Required work
Give the material once more, word for word, without any images.

+ + + + +

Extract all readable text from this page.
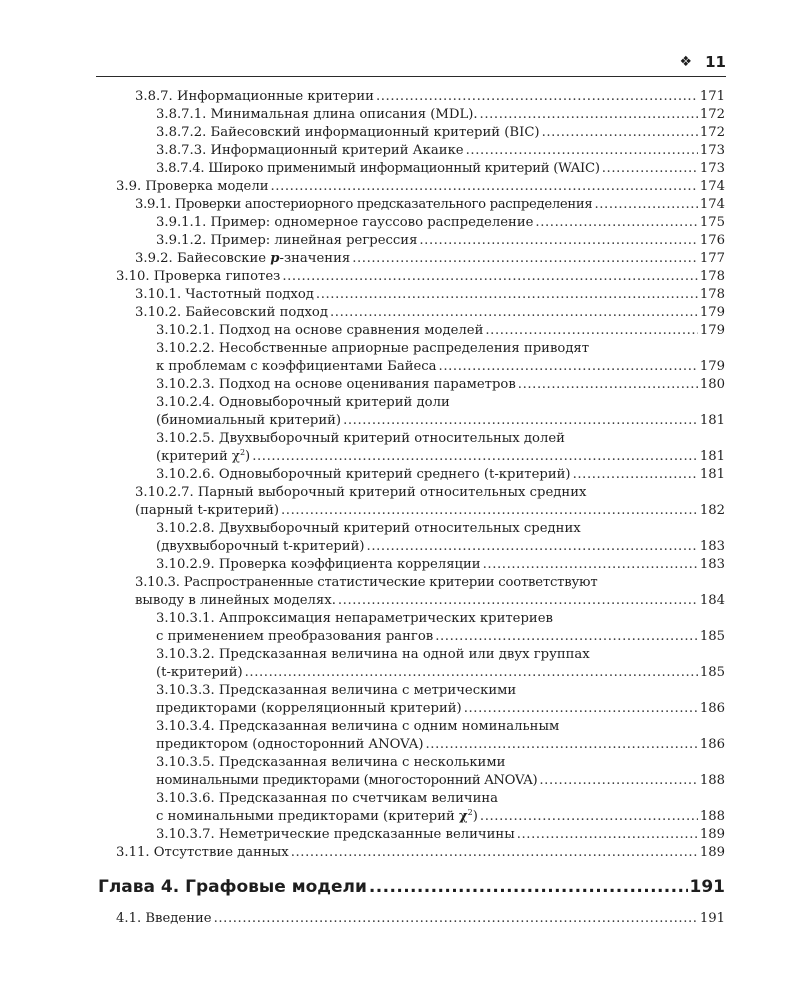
❖ 11
3.8.7. Информационные критерии .....	171
3.8.7.1. Минимальная длина описания (MDL). .....	172
3.8.7.2. Байесовский информационный критерий (BIC) .....	172
3.8.7.3. Информационный критерий Акаике .....	173
3.8.7.4. Широко применимый информационный критерий (WAIC) .....	173
3.9. Проверка модели .....	174
3.9.1. Проверки апостериорного предсказательного распределения .....	174
3.9.1.1. Пример: одномерное гауссово распределение .....	175
3.9.1.2. Пример: линейная регрессия .....	176
3.9.2. Байесовские p-значения .....	177
3.10. Проверка гипотез .....	178
3.10.1. Частотный подход .....	178
3.10.2. Байесовский подход .....	179
3.10.2.1. Подход на основе сравнения моделей .....	179
3.10.2.2. Несобственные априорные распределения приводят
к проблемам с коэффициентами Байеса .....	179
3.10.2.3. Подход на основе оценивания параметров .....	180
3.10.2.4. Одновыборочный критерий доли
(биномиальный критерий) .....	181
3.10.2.5. Двухвыборочный критерий относительных долей
(критерий $\chi^2$) .....	181
3.10.2.6. Одновыборочный критерий среднего (t-критерий) .....	181
3.10.2.7. Парный выборочный критерий относительных средних
(парный t-критерий) .....	182
3.10.2.8. Двухвыборочный критерий относительных средних
(двухвыборочный t-критерий) .....	183
3.10.2.9. Проверка коэффициента корреляции .....	183
3.10.3. Распространенные статистические критерии соответствуют
выводу в линейных моделях. .....	184
3.10.3.1. Аппроксимация непараметрических критериев
с применением преобразования рангов .....	185
3.10.3.2. Предсказанная величина на одной или двух группах
(t-критерий) .....	185
3.10.3.3. Предсказанная величина с метрическими
предикторами (корреляционный критерий) .....	186
3.10.3.4. Предсказанная величина с одним номинальным
предиктором (односторонний ANOVA) .....	186
3.10.3.5. Предсказанная величина с несколькими
номинальными предикторами (многосторонний ANOVA) .....	188
3.10.3.6. Предсказанная по счетчикам величина
с номинальными предикторами (критерий $\chi^2$) .....	188
3.10.3.7. Неметрические предсказанные величины .....	189
3.11. Отсутствие данных .....	189
Глава 4. Графовые модели .....	191
4.1. Введение .....	191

+ + + + +

Task output
Extract all readable text from this page.
❖ 11
3.8.7. Информационные критерии .....	171
3.8.7.1. Минимальная длина описания (MDL). .....	172
3.8.7.2. Байесовский информационный критерий (BIC) .....	172
3.8.7.3. Информационный критерий Акаике .....	173
3.8.7.4. Широко применимый информационный критерий (WAIC) .....	173
3.9. Проверка модели .....	174
3.9.1. Проверки апостериорного предсказательного распределения .....	174
3.9.1.1. Пример: одномерное гауссово распределение .....	175
3.9.1.2. Пример: линейная регрессия .....	176
3.9.2. Байесовские p-значения .....	177
3.10. Проверка гипотез .....	178
3.10.1. Частотный подход .....	178
3.10.2. Байесовский подход .....	179
3.10.2.1. Подход на основе сравнения моделей .....	179
3.10.2.2. Несобственные априорные распределения приводят
к проблемам с коэффициентами Байеса .....	179
3.10.2.3. Подход на основе оценивания параметров .....	180
3.10.2.4. Одновыборочный критерий доли
(биномиальный критерий) .....	181
3.10.2.5. Двухвыборочный критерий относительных долей
(критерий $\chi^2$) .....	181
3.10.2.6. Одновыборочный критерий среднего (t-критерий) .....	181
3.10.2.7. Парный выборочный критерий относительных средних
(парный t-критерий) .....	182
3.10.2.8. Двухвыборочный критерий относительных средних
(двухвыборочный t-критерий) .....	183
3.10.2.9. Проверка коэффициента корреляции .....	183
3.10.3. Распространенные статистические критерии соответствуют
выводу в линейных моделях. .....	184
3.10.3.1. Аппроксимация непараметрических критериев
с применением преобразования рангов .....	185
3.10.3.2. Предсказанная величина на одной или двух группах
(t-критерий) .....	185
3.10.3.3. Предсказанная величина с метрическими
предикторами (корреляционный критерий) .....	186
3.10.3.4. Предсказанная величина с одним номинальным
предиктором (односторонний ANOVA) .....	186
3.10.3.5. Предсказанная величина с несколькими
номинальными предикторами (многосторонний ANOVA) .....	188
3.10.3.6. Предсказанная по счетчикам величина
с номинальными предикторами (критерий $\chi^2$) .....	188
3.10.3.7. Неметрические предсказанные величины .....	189
3.11. Отсутствие данных .....	189
Глава 4. Графовые модели .....	191
4.1. Введение .....	191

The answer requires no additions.